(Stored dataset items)
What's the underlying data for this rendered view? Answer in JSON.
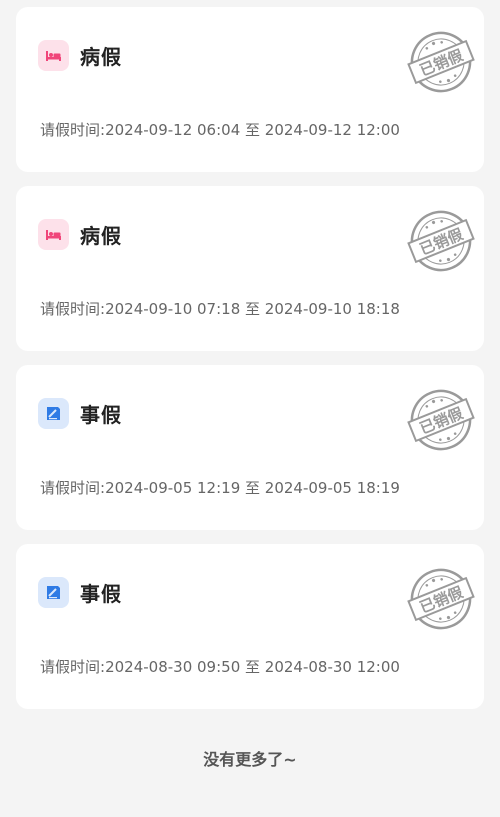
{
  "records": [
    {
      "type": "病假",
      "kind": "sick",
      "icon": "bed-icon",
      "time_label": "请假时间:",
      "start": "2024-09-12 06:04",
      "sep": " 至 ",
      "end": "2024-09-12 12:00",
      "stamp_text": "已销假"
    },
    {
      "type": "病假",
      "kind": "sick",
      "icon": "bed-icon",
      "time_label": "请假时间:",
      "start": "2024-09-10 07:18",
      "sep": " 至 ",
      "end": "2024-09-10 18:18",
      "stamp_text": "已销假"
    },
    {
      "type": "事假",
      "kind": "personal",
      "icon": "document-icon",
      "time_label": "请假时间:",
      "start": "2024-09-05 12:19",
      "sep": " 至 ",
      "end": "2024-09-05 18:19",
      "stamp_text": "已销假"
    },
    {
      "type": "事假",
      "kind": "personal",
      "icon": "document-icon",
      "time_label": "请假时间:",
      "start": "2024-08-30 09:50",
      "sep": " 至 ",
      "end": "2024-08-30 12:00",
      "stamp_text": "已销假"
    }
  ],
  "footer": {
    "text": "没有更多了~"
  },
  "colors": {
    "sick_icon": "#f0457a",
    "sick_bg": "#fde1ea",
    "personal_icon": "#2f7be5",
    "personal_bg": "#dbe8fb",
    "stamp": "#9a9a9a"
  }
}
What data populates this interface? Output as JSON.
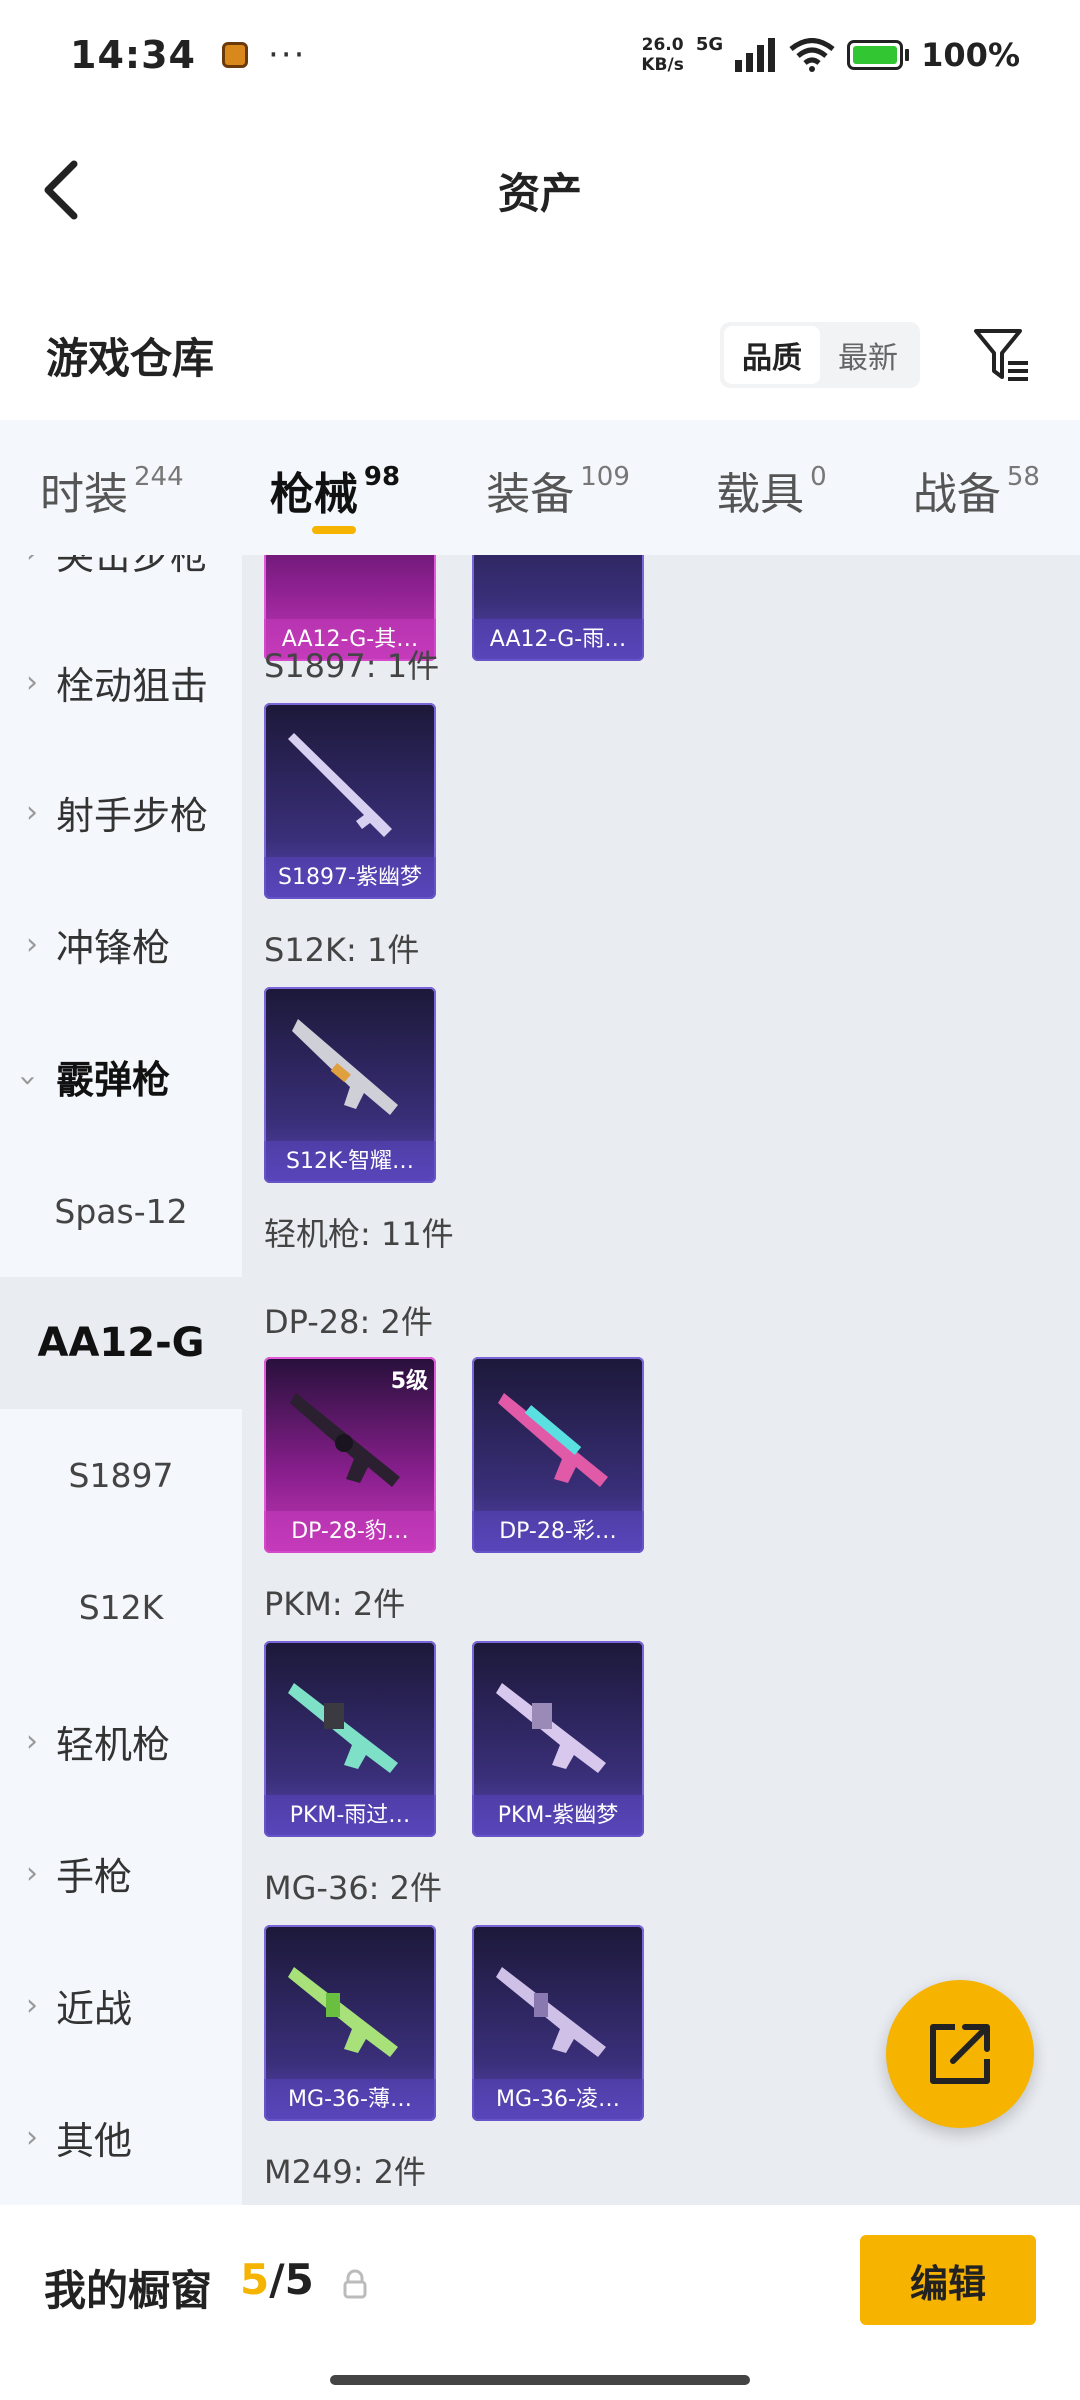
{
  "status": {
    "time": "14:34",
    "dots": "···",
    "net_speed_value": "26.0",
    "net_speed_unit": "KB/s",
    "network": "5G",
    "battery": "100%"
  },
  "nav": {
    "title": "资产"
  },
  "warehouse": {
    "title": "游戏仓库",
    "sort_options": [
      "品质",
      "最新"
    ],
    "active_sort": "品质"
  },
  "tabs": [
    {
      "label": "时装",
      "count": "244"
    },
    {
      "label": "枪械",
      "count": "98"
    },
    {
      "label": "装备",
      "count": "109"
    },
    {
      "label": "载具",
      "count": "0"
    },
    {
      "label": "战备",
      "count": "58"
    }
  ],
  "sidebar": {
    "items": [
      "突击步枪",
      "栓动狙击",
      "射手步枪",
      "冲锋枪",
      "霰弹枪",
      "轻机枪",
      "手枪",
      "近战",
      "其他"
    ],
    "sub_items": [
      "Spas-12",
      "AA12-G",
      "S1897",
      "S12K"
    ],
    "active_sub": "AA12-G"
  },
  "main": {
    "top_cards": [
      "AA12-G-其…",
      "AA12-G-雨…"
    ],
    "groups": [
      {
        "title": "S1897: 1件",
        "cards": [
          {
            "name": "S1897-紫幽梦"
          }
        ]
      },
      {
        "title": "S12K: 1件",
        "cards": [
          {
            "name": "S12K-智耀…"
          }
        ]
      },
      {
        "title": "轻机枪: 11件"
      },
      {
        "title": "DP-28: 2件",
        "cards": [
          {
            "name": "DP-28-豹…",
            "level": "5级"
          },
          {
            "name": "DP-28-彩…"
          }
        ]
      },
      {
        "title": "PKM: 2件",
        "cards": [
          {
            "name": "PKM-雨过…"
          },
          {
            "name": "PKM-紫幽梦"
          }
        ]
      },
      {
        "title": "MG-36: 2件",
        "cards": [
          {
            "name": "MG-36-薄…"
          },
          {
            "name": "MG-36-凌…"
          }
        ]
      },
      {
        "title": "M249: 2件"
      }
    ]
  },
  "bottom": {
    "title": "我的橱窗",
    "count_current": "5",
    "count_sep": "/",
    "count_total": "5",
    "edit_label": "编辑"
  },
  "colors": {
    "accent": "#f6b300",
    "rare_purple": "#5a47b8",
    "rare_pink": "#c23ab8"
  }
}
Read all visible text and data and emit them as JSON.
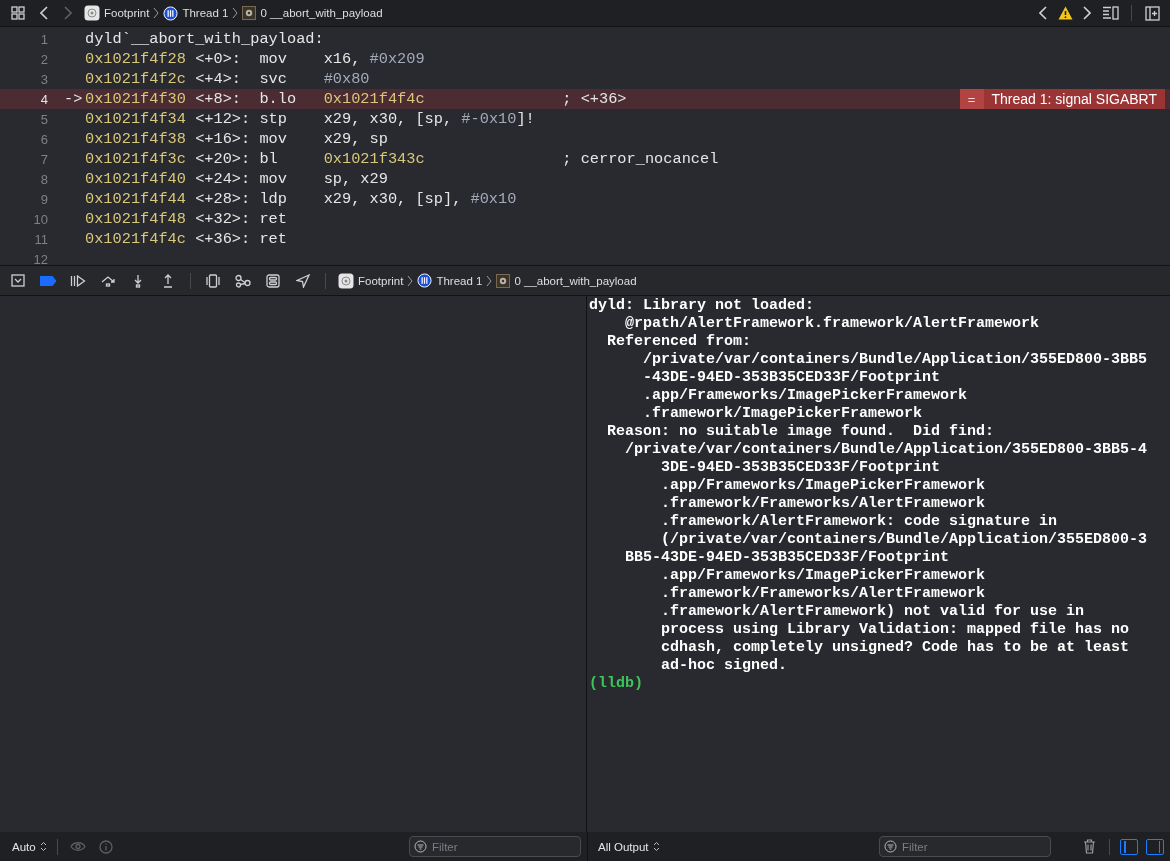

SET EXERCISE: Exclude the pictures. Write out the remaining data exactly.

EXERCISE RESPONSE:
What's the underlying data for this rendered view? Answer in JSON.
{
  "records": [
    {
      "type": "病假",
      "kind": "sick",
      "icon": "bed-icon",
      "time_label": "请假时间:",
      "start": "2024-09-12 06:04",
      "sep": " 至 ",
      "end": "2024-09-12 12:00",
      "stamp_text": "已销假"
    },
    {
      "type": "病假",
      "kind": "sick",
      "icon": "bed-icon",
      "time_label": "请假时间:",
      "start": "2024-09-10 07:18",
      "sep": " 至 ",
      "end": "2024-09-10 18:18",
      "stamp_text": "已销假"
    },
    {
      "type": "事假",
      "kind": "personal",
      "icon": "document-icon",
      "time_label": "请假时间:",
      "start": "2024-09-05 12:19",
      "sep": " 至 ",
      "end": "2024-09-05 18:19",
      "stamp_text": "已销假"
    },
    {
      "type": "事假",
      "kind": "personal",
      "icon": "document-icon",
      "time_label": "请假时间:",
      "start": "2024-08-30 09:50",
      "sep": " 至 ",
      "end": "2024-08-30 12:00",
      "stamp_text": "已销假"
    }
  ],
  "footer": {
    "text": "没有更多了~"
  },
  "colors": {
    "sick_icon": "#f0457a",
    "sick_bg": "#fde1ea",
    "personal_icon": "#2f7be5",
    "personal_bg": "#dbe8fb",
    "stamp": "#9a9a9a"
  }
}
What data populates this interface? Output as JSON.
{
  "status": {
    "time": "14:34",
    "dots": "···",
    "net_speed_value": "26.0",
    "net_speed_unit": "KB/s",
    "network": "5G",
    "battery": "100%"
  },
  "nav": {
    "title": "资产"
  },
  "warehouse": {
    "title": "游戏仓库",
    "sort_options": [
      "品质",
      "最新"
    ],
    "active_sort": "品质"
  },
  "tabs": [
    {
      "label": "时装",
      "count": "244"
    },
    {
      "label": "枪械",
      "count": "98"
    },
    {
      "label": "装备",
      "count": "109"
    },
    {
      "label": "载具",
      "count": "0"
    },
    {
      "label": "战备",
      "count": "58"
    }
  ],
  "sidebar": {
    "items": [
      "突击步枪",
      "栓动狙击",
      "射手步枪",
      "冲锋枪",
      "霰弹枪",
      "轻机枪",
      "手枪",
      "近战",
      "其他"
    ],
    "sub_items": [
      "Spas-12",
      "AA12-G",
      "S1897",
      "S12K"
    ],
    "active_sub": "AA12-G"
  },
  "main": {
    "top_cards": [
      "AA12-G-其…",
      "AA12-G-雨…"
    ],
    "groups": [
      {
        "title": "S1897: 1件",
        "cards": [
          {
            "name": "S1897-紫幽梦"
          }
        ]
      },
      {
        "title": "S12K: 1件",
        "cards": [
          {
            "name": "S12K-智耀…"
          }
        ]
      },
      {
        "title": "轻机枪: 11件"
      },
      {
        "title": "DP-28: 2件",
        "cards": [
          {
            "name": "DP-28-豹…",
            "level": "5级"
          },
          {
            "name": "DP-28-彩…"
          }
        ]
      },
      {
        "title": "PKM: 2件",
        "cards": [
          {
            "name": "PKM-雨过…"
          },
          {
            "name": "PKM-紫幽梦"
          }
        ]
      },
      {
        "title": "MG-36: 2件",
        "cards": [
          {
            "name": "MG-36-薄…"
          },
          {
            "name": "MG-36-凌…"
          }
        ]
      },
      {
        "title": "M249: 2件"
      }
    ]
  },
  "bottom": {
    "title": "我的橱窗",
    "count_current": "5",
    "count_sep": "/",
    "count_total": "5",
    "edit_label": "编辑"
  },
  "colors": {
    "accent": "#f6b300",
    "rare_purple": "#5a47b8",
    "rare_pink": "#c23ab8"
  }
}
Read all visible text and data and emit them as JSON.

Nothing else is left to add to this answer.